··· Listed records

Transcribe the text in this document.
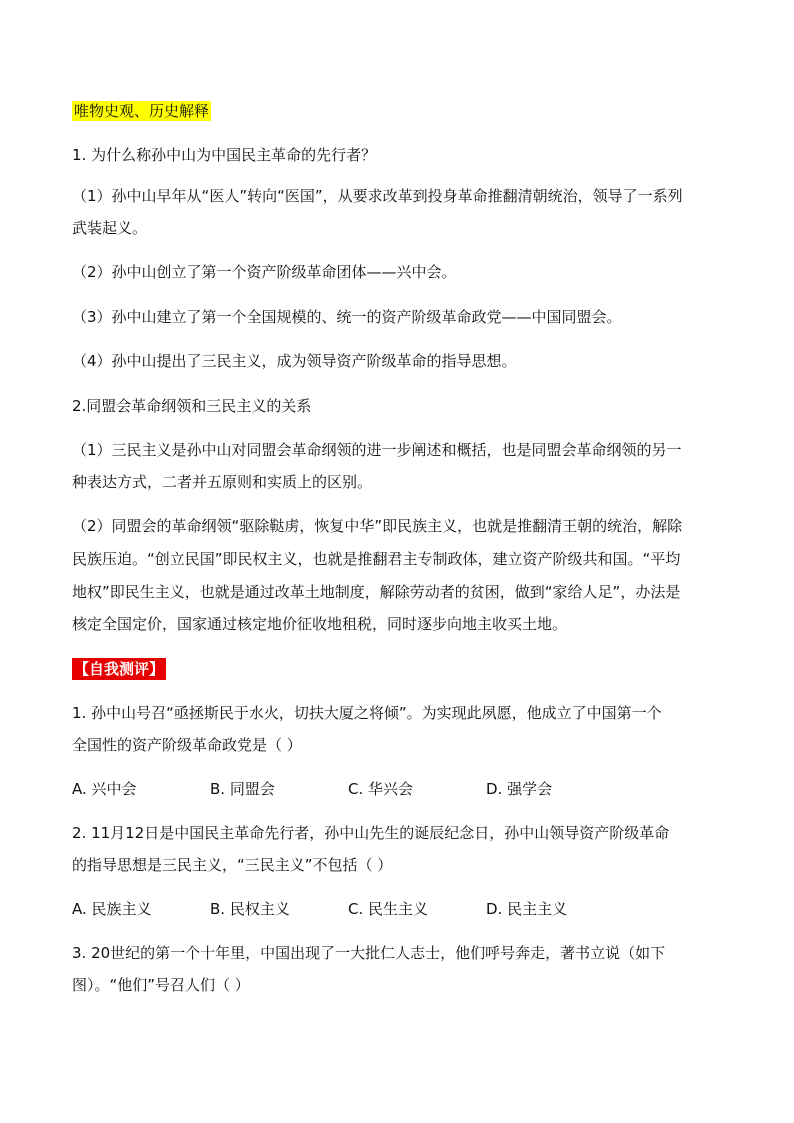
唯物史观、历史解释
1. 为什么称孙中山为中国民主革命的先行者？
（1）孙中山早年从“医人”转向“医国”，从要求改革到投身革命推翻清朝统治，领导了一系列
武装起义。
（2）孙中山创立了第一个资产阶级革命团体——兴中会。
（3）孙中山建立了第一个全国规模的、统一的资产阶级革命政党——中国同盟会。
（4）孙中山提出了三民主义，成为领导资产阶级革命的指导思想。
2.同盟会革命纲领和三民主义的关系
（1）三民主义是孙中山对同盟会革命纲领的进一步阐述和概括，也是同盟会革命纲领的另一
种表达方式，二者并五原则和实质上的区别。
（2）同盟会的革命纲领“驱除鞑虏，恢复中华”即民族主义，也就是推翻清王朝的统治，解除
民族压迫。“创立民国”即民权主义，也就是推翻君主专制政体，建立资产阶级共和国。“平均
地权”即民生主义，也就是通过改革土地制度，解除劳动者的贫困，做到“家给人足”，办法是
核定全国定价，国家通过核定地价征收地租税，同时逐步向地主收买土地。
【自我测评】
1. 孙中山号召“亟拯斯民于水火，切扶大厦之将倾”。为实现此夙愿，他成立了中国第一个
全国性的资产阶级革命政党是（ ）
A. 兴中会	B. 同盟会	C. 华兴会	D. 强学会
2. 11月12日是中国民主革命先行者，孙中山先生的诞辰纪念日，孙中山领导资产阶级革命
的指导思想是三民主义，“三民主义”不包括（ ）
A. 民族主义	B. 民权主义	C. 民生主义	D. 民主主义
3. 20世纪的第一个十年里，中国出现了一大批仁人志士，他们呼号奔走，著书立说（如下
图）。“他们”号召人们（ ）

······

▸ **Exercise task**
Omit the pictures, and quote the material above exactly as given.

▸ **Final result**
Transcribe the text in this document.
唯物史观、历史解释
1. 为什么称孙中山为中国民主革命的先行者？
（1）孙中山早年从“医人”转向“医国”，从要求改革到投身革命推翻清朝统治，领导了一系列
武装起义。
（2）孙中山创立了第一个资产阶级革命团体——兴中会。
（3）孙中山建立了第一个全国规模的、统一的资产阶级革命政党——中国同盟会。
（4）孙中山提出了三民主义，成为领导资产阶级革命的指导思想。
2.同盟会革命纲领和三民主义的关系
（1）三民主义是孙中山对同盟会革命纲领的进一步阐述和概括，也是同盟会革命纲领的另一
种表达方式，二者并五原则和实质上的区别。
（2）同盟会的革命纲领“驱除鞑虏，恢复中华”即民族主义，也就是推翻清王朝的统治，解除
民族压迫。“创立民国”即民权主义，也就是推翻君主专制政体，建立资产阶级共和国。“平均
地权”即民生主义，也就是通过改革土地制度，解除劳动者的贫困，做到“家给人足”，办法是
核定全国定价，国家通过核定地价征收地租税，同时逐步向地主收买土地。
【自我测评】
1. 孙中山号召“亟拯斯民于水火，切扶大厦之将倾”。为实现此夙愿，他成立了中国第一个
全国性的资产阶级革命政党是（ ）
A. 兴中会	B. 同盟会	C. 华兴会	D. 强学会
2. 11月12日是中国民主革命先行者，孙中山先生的诞辰纪念日，孙中山领导资产阶级革命
的指导思想是三民主义，“三民主义”不包括（ ）
A. 民族主义	B. 民权主义	C. 民生主义	D. 民主主义
3. 20世纪的第一个十年里，中国出现了一大批仁人志士，他们呼号奔走，著书立说（如下
图）。“他们”号召人们（ ）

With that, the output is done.